▼▼▼
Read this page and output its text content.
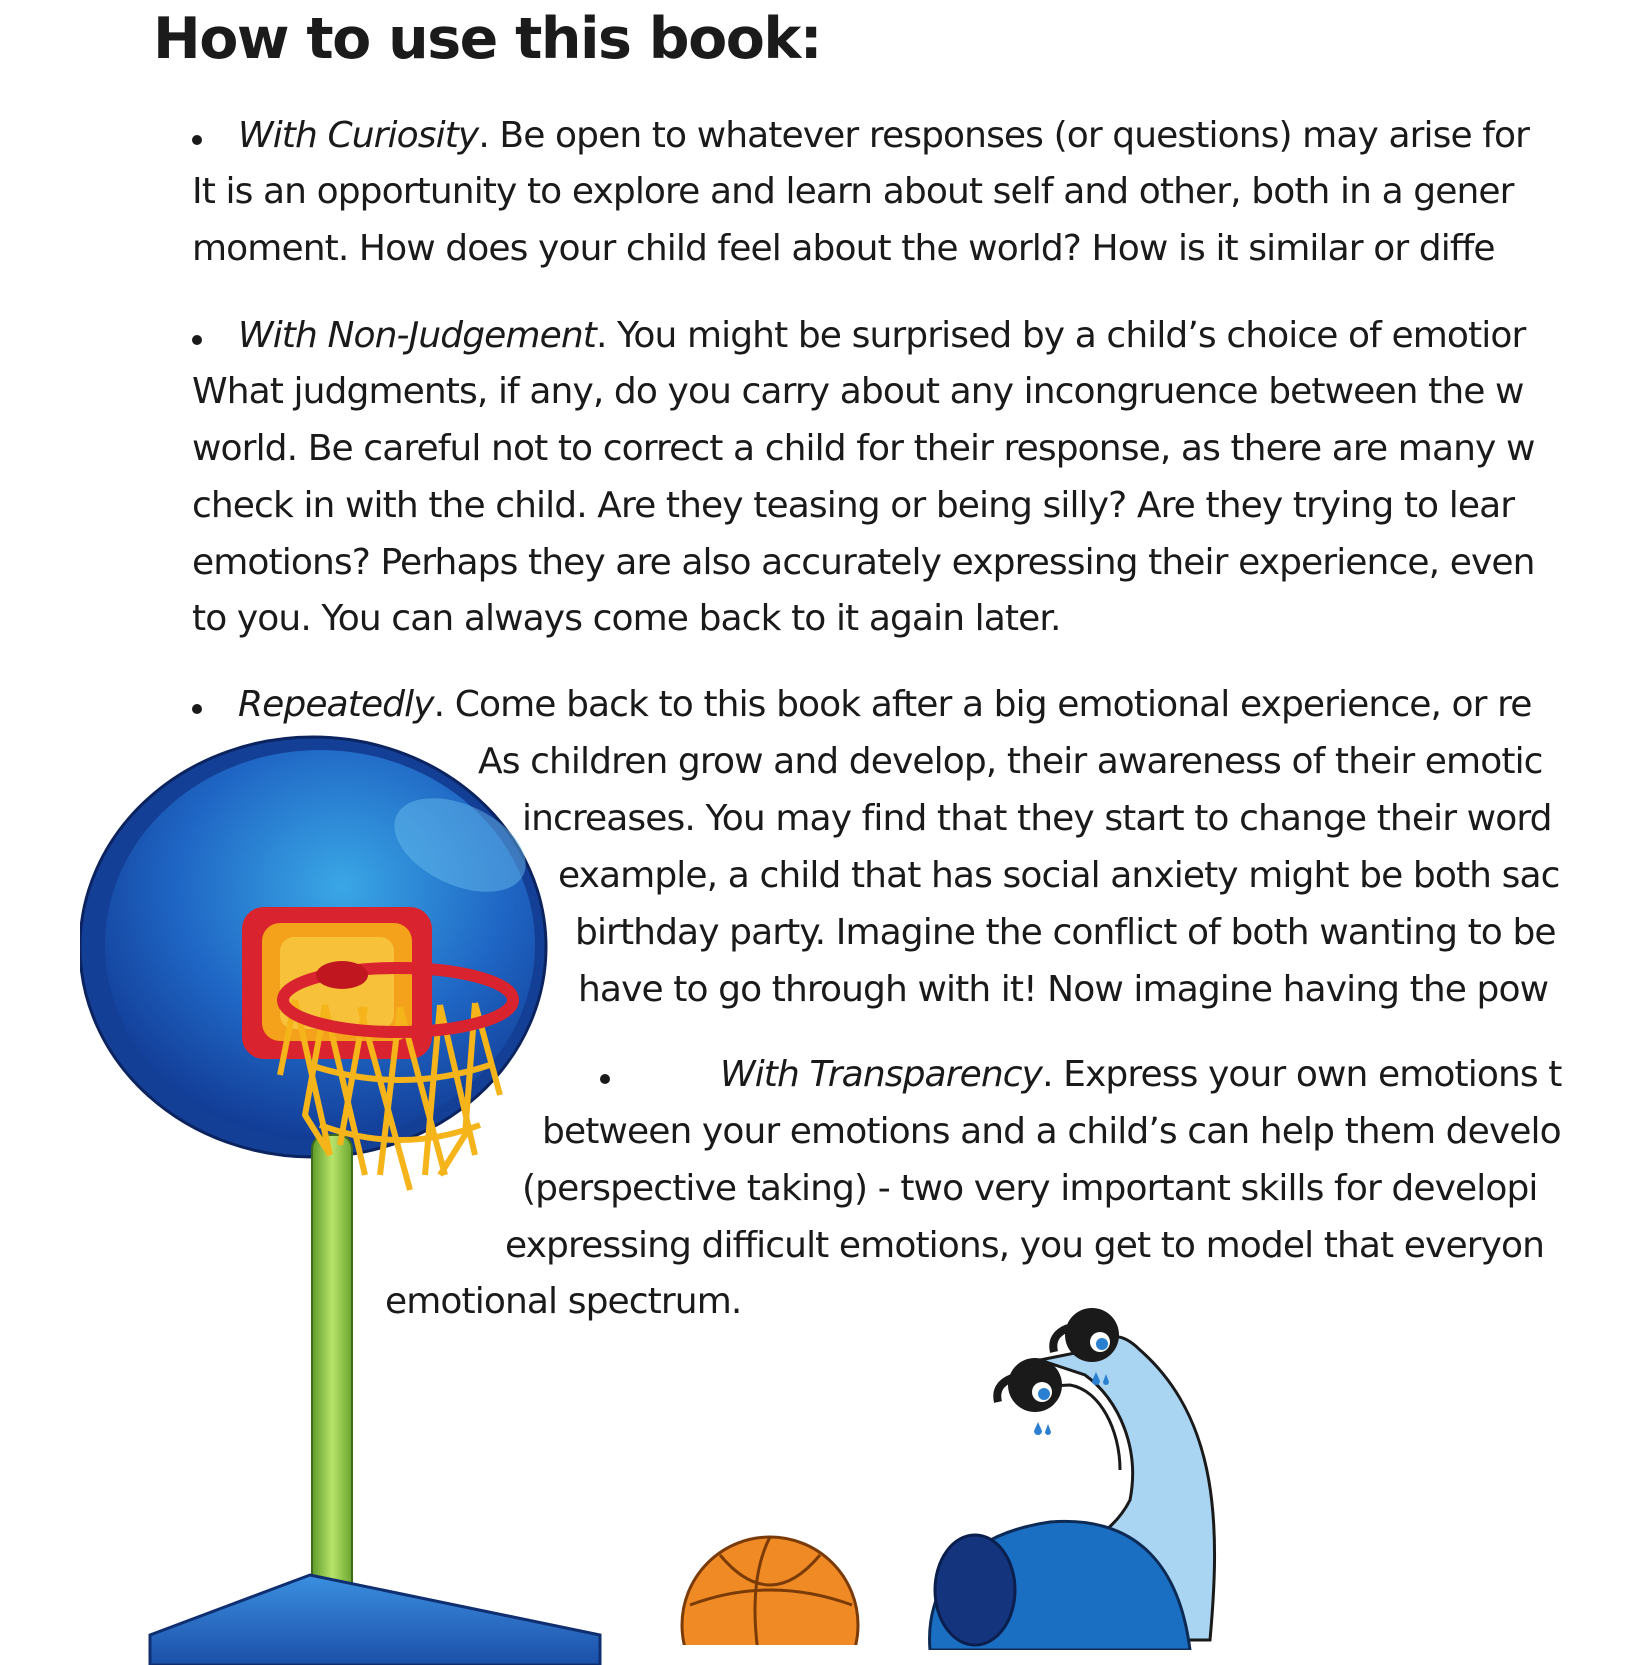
How to use this book:
With Curiosity. Be open to whatever responses (or questions) may arise for
It is an opportunity to explore and learn about self and other, both in a gener
moment. How does your child feel about the world? How is it similar or diffe
With Non-Judgement. You might be surprised by a child’s choice of emotior
What judgments, if any, do you carry about any incongruence between the w
world. Be careful not to correct a child for their response, as there are many w
check in with the child. Are they teasing or being silly? Are they trying to lear
emotions? Perhaps they are also accurately expressing their experience, even
to you. You can always come back to it again later.
Repeatedly. Come back to this book after a big emotional experience, or re
As children grow and develop, their awareness of their emotic
increases. You may find that they start to change their word
example, a child that has social anxiety might be both sac
birthday party. Imagine the conflict of both wanting to be
have to go through with it! Now imagine having the pow
With Transparency. Express your own emotions t
between your emotions and a child’s can help them develo
(perspective taking) - two very important skills for developi
expressing difficult emotions, you get to model that everyon
emotional spectrum.
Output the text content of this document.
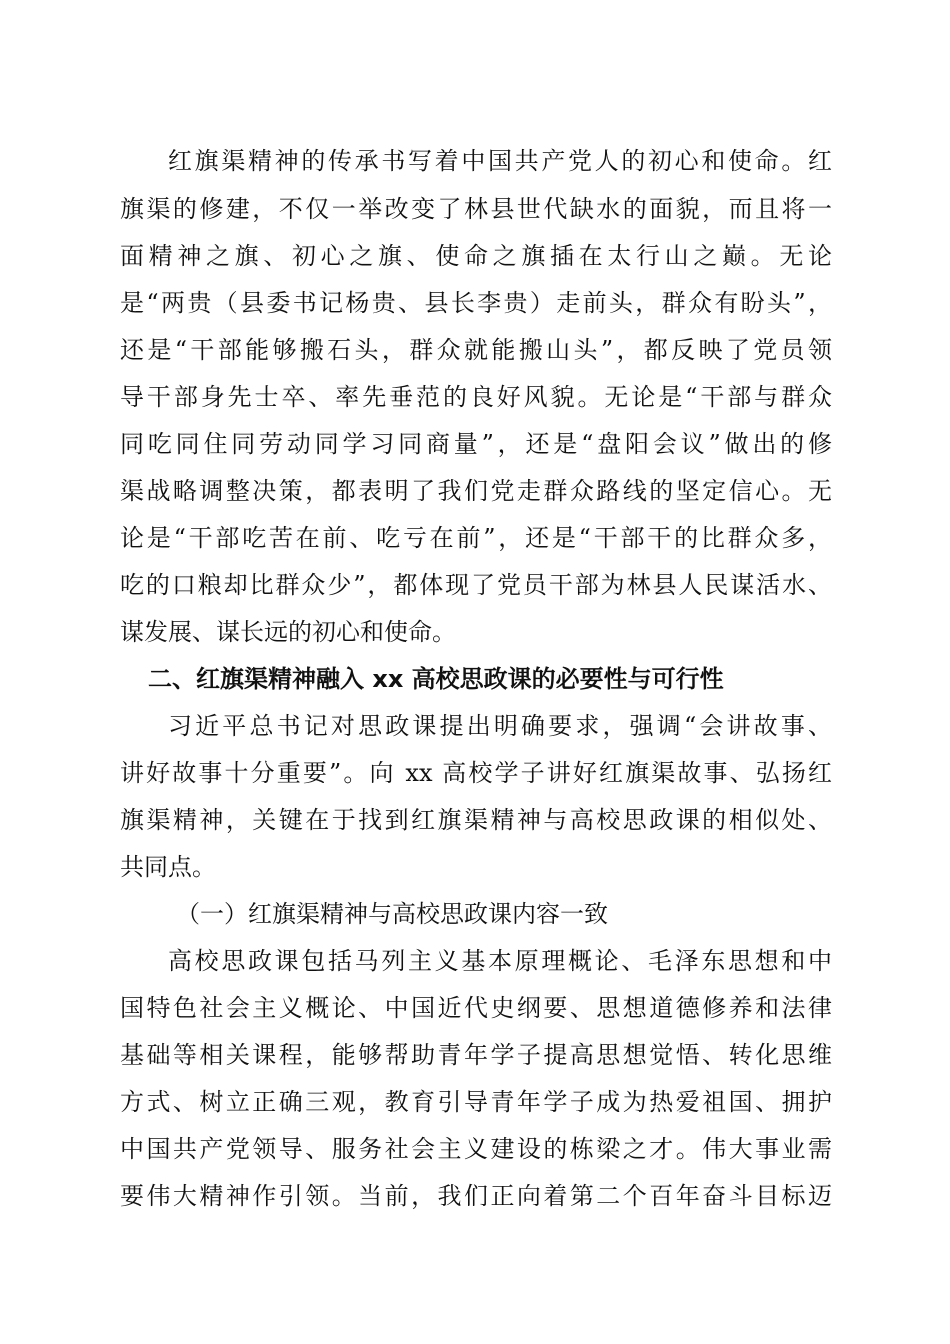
红旗渠精神的传承书写着中国共产党人的初心和使命。红
旗渠的修建，不仅一举改变了林县世代缺水的面貌，而且将一
面精神之旗、初心之旗、使命之旗插在太行山之巅。无论
是“两贵（县委书记杨贵、县长李贵）走前头，群众有盼头”，
还是“干部能够搬石头，群众就能搬山头”，都反映了党员领
导干部身先士卒、率先垂范的良好风貌。无论是“干部与群众
同吃同住同劳动同学习同商量”，还是“盘阳会议”做出的修
渠战略调整决策，都表明了我们党走群众路线的坚定信心。无
论是“干部吃苦在前、吃亏在前”，还是“干部干的比群众多，
吃的口粮却比群众少”，都体现了党员干部为林县人民谋活水、
谋发展、谋长远的初心和使命。
二、红旗渠精神融入 xx 高校思政课的必要性与可行性
习近平总书记对思政课提出明确要求，强调“会讲故事、
讲好故事十分重要”。向 xx 高校学子讲好红旗渠故事、弘扬红
旗渠精神，关键在于找到红旗渠精神与高校思政课的相似处、
共同点。
（一）红旗渠精神与高校思政课内容一致
高校思政课包括马列主义基本原理概论、毛泽东思想和中
国特色社会主义概论、中国近代史纲要、思想道德修养和法律
基础等相关课程，能够帮助青年学子提高思想觉悟、转化思维
方式、树立正确三观，教育引导青年学子成为热爱祖国、拥护
中国共产党领导、服务社会主义建设的栋梁之才。伟大事业需
要伟大精神作引领。当前，我们正向着第二个百年奋斗目标迈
▲▲▲
In the listing, find all lines with the string "that" and copy them.

*Full output:*
increases. You may find that they start to change their word
example, a child that has social anxiety might be both sac
expressing difficult emotions, you get to model that everyon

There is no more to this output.